▶ [WHAT YOU HAVE TO DO]
Count the lines in the entries below that contain the string "Vice", treating uppercase and lowercase letters as different. Give only the number.

▶ [DATA LISTING]
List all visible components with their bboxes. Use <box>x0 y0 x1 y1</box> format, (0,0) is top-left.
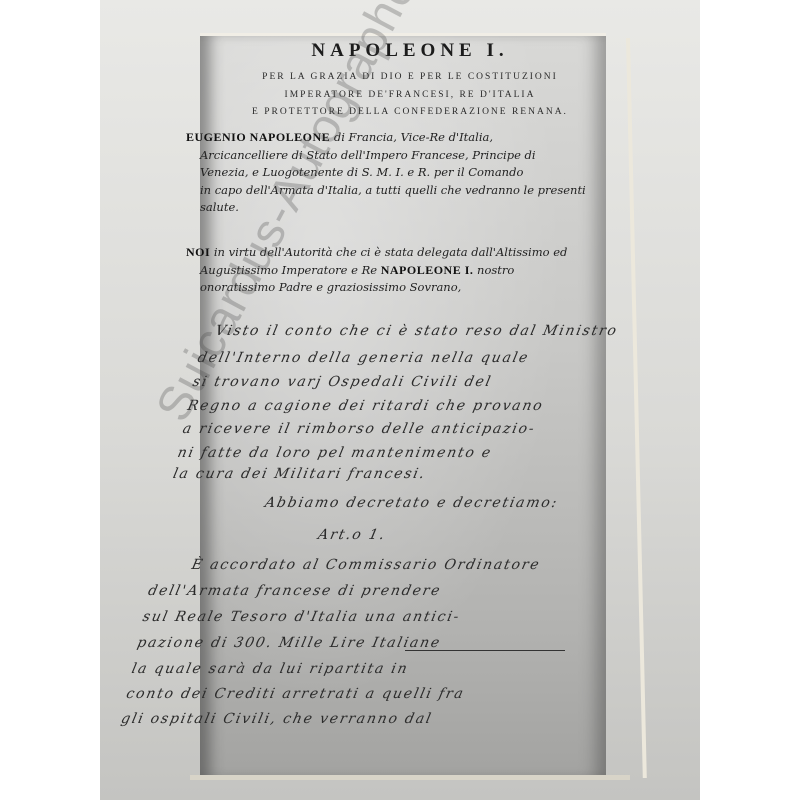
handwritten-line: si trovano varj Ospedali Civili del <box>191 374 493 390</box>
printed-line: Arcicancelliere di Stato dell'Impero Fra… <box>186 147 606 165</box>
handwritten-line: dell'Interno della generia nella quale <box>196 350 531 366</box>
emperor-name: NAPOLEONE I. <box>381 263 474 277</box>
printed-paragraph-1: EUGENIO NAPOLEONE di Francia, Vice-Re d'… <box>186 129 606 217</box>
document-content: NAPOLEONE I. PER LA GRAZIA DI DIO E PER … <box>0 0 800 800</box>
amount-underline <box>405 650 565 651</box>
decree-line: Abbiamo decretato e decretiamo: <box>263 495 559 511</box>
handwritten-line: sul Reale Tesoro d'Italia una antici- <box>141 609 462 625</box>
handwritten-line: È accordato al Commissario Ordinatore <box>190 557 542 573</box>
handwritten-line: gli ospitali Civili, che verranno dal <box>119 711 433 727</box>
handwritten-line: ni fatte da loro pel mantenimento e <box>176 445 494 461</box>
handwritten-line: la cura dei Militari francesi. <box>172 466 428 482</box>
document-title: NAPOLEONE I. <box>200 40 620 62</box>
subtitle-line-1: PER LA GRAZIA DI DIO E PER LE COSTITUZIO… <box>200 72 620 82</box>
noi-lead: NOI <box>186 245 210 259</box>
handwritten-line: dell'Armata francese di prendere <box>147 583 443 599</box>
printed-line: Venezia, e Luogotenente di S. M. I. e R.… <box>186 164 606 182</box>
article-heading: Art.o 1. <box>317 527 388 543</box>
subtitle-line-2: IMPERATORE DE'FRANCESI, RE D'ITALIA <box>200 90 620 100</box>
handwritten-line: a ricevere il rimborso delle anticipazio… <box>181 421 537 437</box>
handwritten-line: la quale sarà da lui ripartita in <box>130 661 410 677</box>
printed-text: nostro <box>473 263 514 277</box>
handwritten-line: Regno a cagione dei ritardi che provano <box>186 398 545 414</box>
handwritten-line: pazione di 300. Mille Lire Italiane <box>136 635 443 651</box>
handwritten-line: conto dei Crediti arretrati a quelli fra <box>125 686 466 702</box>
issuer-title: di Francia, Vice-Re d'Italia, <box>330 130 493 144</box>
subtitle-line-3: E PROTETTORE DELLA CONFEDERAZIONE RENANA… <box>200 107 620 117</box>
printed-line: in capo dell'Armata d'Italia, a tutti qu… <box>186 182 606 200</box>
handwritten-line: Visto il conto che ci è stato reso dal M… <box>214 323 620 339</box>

▶ [REPLY]
2